>> start Dataset content
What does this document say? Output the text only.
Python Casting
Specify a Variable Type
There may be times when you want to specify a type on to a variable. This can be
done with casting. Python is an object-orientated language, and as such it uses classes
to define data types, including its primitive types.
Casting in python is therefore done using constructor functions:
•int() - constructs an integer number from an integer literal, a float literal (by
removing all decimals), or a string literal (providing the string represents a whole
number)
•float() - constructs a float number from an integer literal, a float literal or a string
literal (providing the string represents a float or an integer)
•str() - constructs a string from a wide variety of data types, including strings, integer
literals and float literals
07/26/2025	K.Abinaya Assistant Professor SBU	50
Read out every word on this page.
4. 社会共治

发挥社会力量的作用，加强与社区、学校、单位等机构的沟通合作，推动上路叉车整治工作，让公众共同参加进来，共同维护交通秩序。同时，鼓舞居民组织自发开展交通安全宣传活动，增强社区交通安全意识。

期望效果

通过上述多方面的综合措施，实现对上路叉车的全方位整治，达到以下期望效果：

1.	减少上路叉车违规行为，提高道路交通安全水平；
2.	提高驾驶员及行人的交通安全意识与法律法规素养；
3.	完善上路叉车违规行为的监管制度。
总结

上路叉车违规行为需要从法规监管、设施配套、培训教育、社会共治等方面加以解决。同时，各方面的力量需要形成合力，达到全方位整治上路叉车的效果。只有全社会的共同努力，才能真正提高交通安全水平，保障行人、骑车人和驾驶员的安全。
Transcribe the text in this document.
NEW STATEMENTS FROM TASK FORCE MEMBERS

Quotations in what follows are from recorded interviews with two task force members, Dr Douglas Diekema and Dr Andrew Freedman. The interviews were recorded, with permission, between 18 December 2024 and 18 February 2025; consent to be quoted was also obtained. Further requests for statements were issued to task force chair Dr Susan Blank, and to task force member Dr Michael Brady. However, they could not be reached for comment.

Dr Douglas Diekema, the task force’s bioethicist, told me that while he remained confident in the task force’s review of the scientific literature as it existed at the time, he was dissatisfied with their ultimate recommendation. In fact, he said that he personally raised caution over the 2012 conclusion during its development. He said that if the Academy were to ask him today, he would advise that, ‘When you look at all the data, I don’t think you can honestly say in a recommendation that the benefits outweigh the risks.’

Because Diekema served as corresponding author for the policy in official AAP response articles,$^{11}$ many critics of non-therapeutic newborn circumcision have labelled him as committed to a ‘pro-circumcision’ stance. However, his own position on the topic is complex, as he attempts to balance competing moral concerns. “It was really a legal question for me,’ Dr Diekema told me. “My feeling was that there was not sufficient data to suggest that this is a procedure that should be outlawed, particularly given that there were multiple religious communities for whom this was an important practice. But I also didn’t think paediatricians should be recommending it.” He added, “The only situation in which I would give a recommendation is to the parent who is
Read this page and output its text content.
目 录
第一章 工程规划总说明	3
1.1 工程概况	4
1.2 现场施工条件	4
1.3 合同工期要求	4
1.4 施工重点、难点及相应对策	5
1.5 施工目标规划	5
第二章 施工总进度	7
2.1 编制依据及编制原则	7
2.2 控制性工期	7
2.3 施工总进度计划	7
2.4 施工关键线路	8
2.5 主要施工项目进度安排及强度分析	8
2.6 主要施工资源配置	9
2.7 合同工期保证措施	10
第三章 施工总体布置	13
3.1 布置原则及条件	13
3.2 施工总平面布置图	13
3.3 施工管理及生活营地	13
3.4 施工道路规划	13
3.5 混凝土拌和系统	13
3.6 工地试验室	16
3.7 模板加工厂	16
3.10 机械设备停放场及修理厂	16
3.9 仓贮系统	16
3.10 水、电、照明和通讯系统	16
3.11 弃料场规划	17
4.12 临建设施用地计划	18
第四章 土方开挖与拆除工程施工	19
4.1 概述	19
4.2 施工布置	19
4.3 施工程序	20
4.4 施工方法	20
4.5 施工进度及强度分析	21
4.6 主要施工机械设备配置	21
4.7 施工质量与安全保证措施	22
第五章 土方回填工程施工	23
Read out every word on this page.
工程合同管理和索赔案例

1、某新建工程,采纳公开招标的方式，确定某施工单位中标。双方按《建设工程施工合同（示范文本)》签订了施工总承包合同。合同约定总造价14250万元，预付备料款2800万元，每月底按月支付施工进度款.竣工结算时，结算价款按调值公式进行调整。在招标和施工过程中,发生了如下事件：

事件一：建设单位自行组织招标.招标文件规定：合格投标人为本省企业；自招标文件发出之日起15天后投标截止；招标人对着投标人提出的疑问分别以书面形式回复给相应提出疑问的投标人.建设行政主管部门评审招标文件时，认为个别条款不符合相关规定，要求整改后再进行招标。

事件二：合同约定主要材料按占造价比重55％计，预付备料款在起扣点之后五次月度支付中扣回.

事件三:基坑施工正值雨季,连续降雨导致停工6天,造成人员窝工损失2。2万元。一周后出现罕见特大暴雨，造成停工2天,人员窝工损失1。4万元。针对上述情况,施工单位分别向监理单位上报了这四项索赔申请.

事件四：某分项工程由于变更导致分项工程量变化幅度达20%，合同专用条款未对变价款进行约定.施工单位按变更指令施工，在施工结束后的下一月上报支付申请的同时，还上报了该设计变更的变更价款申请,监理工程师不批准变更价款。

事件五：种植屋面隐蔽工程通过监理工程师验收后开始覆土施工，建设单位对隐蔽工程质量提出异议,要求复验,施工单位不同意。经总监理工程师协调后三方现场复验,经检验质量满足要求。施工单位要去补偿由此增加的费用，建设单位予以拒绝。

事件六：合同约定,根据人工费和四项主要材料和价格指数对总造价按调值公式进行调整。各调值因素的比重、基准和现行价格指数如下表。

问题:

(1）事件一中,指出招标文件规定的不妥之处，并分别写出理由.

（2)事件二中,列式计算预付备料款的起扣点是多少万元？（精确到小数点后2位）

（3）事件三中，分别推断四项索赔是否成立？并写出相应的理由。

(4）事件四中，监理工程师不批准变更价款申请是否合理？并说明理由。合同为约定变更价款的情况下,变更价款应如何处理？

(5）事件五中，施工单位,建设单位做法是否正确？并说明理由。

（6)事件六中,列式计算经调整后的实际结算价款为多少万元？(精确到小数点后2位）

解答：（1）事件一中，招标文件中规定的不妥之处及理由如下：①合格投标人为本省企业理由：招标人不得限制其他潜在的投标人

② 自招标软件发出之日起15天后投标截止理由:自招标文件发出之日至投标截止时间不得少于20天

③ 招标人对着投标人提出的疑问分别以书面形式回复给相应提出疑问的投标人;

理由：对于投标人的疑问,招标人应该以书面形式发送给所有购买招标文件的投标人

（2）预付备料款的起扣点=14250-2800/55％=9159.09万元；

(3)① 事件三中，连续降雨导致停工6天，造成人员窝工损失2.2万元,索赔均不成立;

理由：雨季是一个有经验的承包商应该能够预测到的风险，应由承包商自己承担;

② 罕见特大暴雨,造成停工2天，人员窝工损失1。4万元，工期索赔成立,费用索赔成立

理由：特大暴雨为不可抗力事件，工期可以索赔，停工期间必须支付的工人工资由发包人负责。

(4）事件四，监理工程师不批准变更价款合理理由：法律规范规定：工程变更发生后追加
>> end Dataset content
● Work required: Print back all the lines verbatim.

● Task answer:
What does this document say? Output the text only.
Python Casting
Specify a Variable Type
There may be times when you want to specify a type on to a variable. This can be
done with casting. Python is an object-orientated language, and as such it uses classes
to define data types, including its primitive types.
Casting in python is therefore done using constructor functions:
•int() - constructs an integer number from an integer literal, a float literal (by
removing all decimals), or a string literal (providing the string represents a whole
number)
•float() - constructs a float number from an integer literal, a float literal or a string
literal (providing the string represents a float or an integer)
•str() - constructs a string from a wide variety of data types, including strings, integer
literals and float literals
07/26/2025	K.Abinaya Assistant Professor SBU	50
Read out every word on this page.
4. 社会共治

发挥社会力量的作用，加强与社区、学校、单位等机构的沟通合作，推动上路叉车整治工作，让公众共同参加进来，共同维护交通秩序。同时，鼓舞居民组织自发开展交通安全宣传活动，增强社区交通安全意识。

期望效果

通过上述多方面的综合措施，实现对上路叉车的全方位整治，达到以下期望效果：

1.	减少上路叉车违规行为，提高道路交通安全水平；
2.	提高驾驶员及行人的交通安全意识与法律法规素养；
3.	完善上路叉车违规行为的监管制度。
总结

上路叉车违规行为需要从法规监管、设施配套、培训教育、社会共治等方面加以解决。同时，各方面的力量需要形成合力，达到全方位整治上路叉车的效果。只有全社会的共同努力，才能真正提高交通安全水平，保障行人、骑车人和驾驶员的安全。
Transcribe the text in this document.
NEW STATEMENTS FROM TASK FORCE MEMBERS

Quotations in what follows are from recorded interviews with two task force members, Dr Douglas Diekema and Dr Andrew Freedman. The interviews were recorded, with permission, between 18 December 2024 and 18 February 2025; consent to be quoted was also obtained. Further requests for statements were issued to task force chair Dr Susan Blank, and to task force member Dr Michael Brady. However, they could not be reached for comment.

Dr Douglas Diekema, the task force’s bioethicist, told me that while he remained confident in the task force’s review of the scientific literature as it existed at the time, he was dissatisfied with their ultimate recommendation. In fact, he said that he personally raised caution over the 2012 conclusion during its development. He said that if the Academy were to ask him today, he would advise that, ‘When you look at all the data, I don’t think you can honestly say in a recommendation that the benefits outweigh the risks.’

Because Diekema served as corresponding author for the policy in official AAP response articles,$^{11}$ many critics of non-therapeutic newborn circumcision have labelled him as committed to a ‘pro-circumcision’ stance. However, his own position on the topic is complex, as he attempts to balance competing moral concerns. “It was really a legal question for me,’ Dr Diekema told me. “My feeling was that there was not sufficient data to suggest that this is a procedure that should be outlawed, particularly given that there were multiple religious communities for whom this was an important practice. But I also didn’t think paediatricians should be recommending it.” He added, “The only situation in which I would give a recommendation is to the parent who is
Read this page and output its text content.
目 录
第一章 工程规划总说明	3
1.1 工程概况	4
1.2 现场施工条件	4
1.3 合同工期要求	4
1.4 施工重点、难点及相应对策	5
1.5 施工目标规划	5
第二章 施工总进度	7
2.1 编制依据及编制原则	7
2.2 控制性工期	7
2.3 施工总进度计划	7
2.4 施工关键线路	8
2.5 主要施工项目进度安排及强度分析	8
2.6 主要施工资源配置	9
2.7 合同工期保证措施	10
第三章 施工总体布置	13
3.1 布置原则及条件	13
3.2 施工总平面布置图	13
3.3 施工管理及生活营地	13
3.4 施工道路规划	13
3.5 混凝土拌和系统	13
3.6 工地试验室	16
3.7 模板加工厂	16
3.10 机械设备停放场及修理厂	16
3.9 仓贮系统	16
3.10 水、电、照明和通讯系统	16
3.11 弃料场规划	17
4.12 临建设施用地计划	18
第四章 土方开挖与拆除工程施工	19
4.1 概述	19
4.2 施工布置	19
4.3 施工程序	20
4.4 施工方法	20
4.5 施工进度及强度分析	21
4.6 主要施工机械设备配置	21
4.7 施工质量与安全保证措施	22
第五章 土方回填工程施工	23
Read out every word on this page.
工程合同管理和索赔案例

1、某新建工程,采纳公开招标的方式，确定某施工单位中标。双方按《建设工程施工合同（示范文本)》签订了施工总承包合同。合同约定总造价14250万元，预付备料款2800万元，每月底按月支付施工进度款.竣工结算时，结算价款按调值公式进行调整。在招标和施工过程中,发生了如下事件：

事件一：建设单位自行组织招标.招标文件规定：合格投标人为本省企业；自招标文件发出之日起15天后投标截止；招标人对着投标人提出的疑问分别以书面形式回复给相应提出疑问的投标人.建设行政主管部门评审招标文件时，认为个别条款不符合相关规定，要求整改后再进行招标。

事件二：合同约定主要材料按占造价比重55％计，预付备料款在起扣点之后五次月度支付中扣回.

事件三:基坑施工正值雨季,连续降雨导致停工6天,造成人员窝工损失2。2万元。一周后出现罕见特大暴雨，造成停工2天,人员窝工损失1。4万元。针对上述情况,施工单位分别向监理单位上报了这四项索赔申请.

事件四：某分项工程由于变更导致分项工程量变化幅度达20%，合同专用条款未对变价款进行约定.施工单位按变更指令施工，在施工结束后的下一月上报支付申请的同时，还上报了该设计变更的变更价款申请,监理工程师不批准变更价款。

事件五：种植屋面隐蔽工程通过监理工程师验收后开始覆土施工，建设单位对隐蔽工程质量提出异议,要求复验,施工单位不同意。经总监理工程师协调后三方现场复验,经检验质量满足要求。施工单位要去补偿由此增加的费用，建设单位予以拒绝。

事件六：合同约定,根据人工费和四项主要材料和价格指数对总造价按调值公式进行调整。各调值因素的比重、基准和现行价格指数如下表。

问题:

(1）事件一中,指出招标文件规定的不妥之处，并分别写出理由.

（2)事件二中,列式计算预付备料款的起扣点是多少万元？（精确到小数点后2位）

（3）事件三中，分别推断四项索赔是否成立？并写出相应的理由。

(4）事件四中，监理工程师不批准变更价款申请是否合理？并说明理由。合同为约定变更价款的情况下,变更价款应如何处理？

(5）事件五中，施工单位,建设单位做法是否正确？并说明理由。

（6)事件六中,列式计算经调整后的实际结算价款为多少万元？(精确到小数点后2位）

解答：（1）事件一中，招标文件中规定的不妥之处及理由如下：①合格投标人为本省企业理由：招标人不得限制其他潜在的投标人

② 自招标软件发出之日起15天后投标截止理由:自招标文件发出之日至投标截止时间不得少于20天

③ 招标人对着投标人提出的疑问分别以书面形式回复给相应提出疑问的投标人;

理由：对于投标人的疑问,招标人应该以书面形式发送给所有购买招标文件的投标人

（2）预付备料款的起扣点=14250-2800/55％=9159.09万元；

(3)① 事件三中，连续降雨导致停工6天，造成人员窝工损失2.2万元,索赔均不成立;

理由：雨季是一个有经验的承包商应该能够预测到的风险，应由承包商自己承担;

② 罕见特大暴雨,造成停工2天，人员窝工损失1。4万元，工期索赔成立,费用索赔成立

理由：特大暴雨为不可抗力事件，工期可以索赔，停工期间必须支付的工人工资由发包人负责。

(4）事件四，监理工程师不批准变更价款合理理由：法律规范规定：工程变更发生后追加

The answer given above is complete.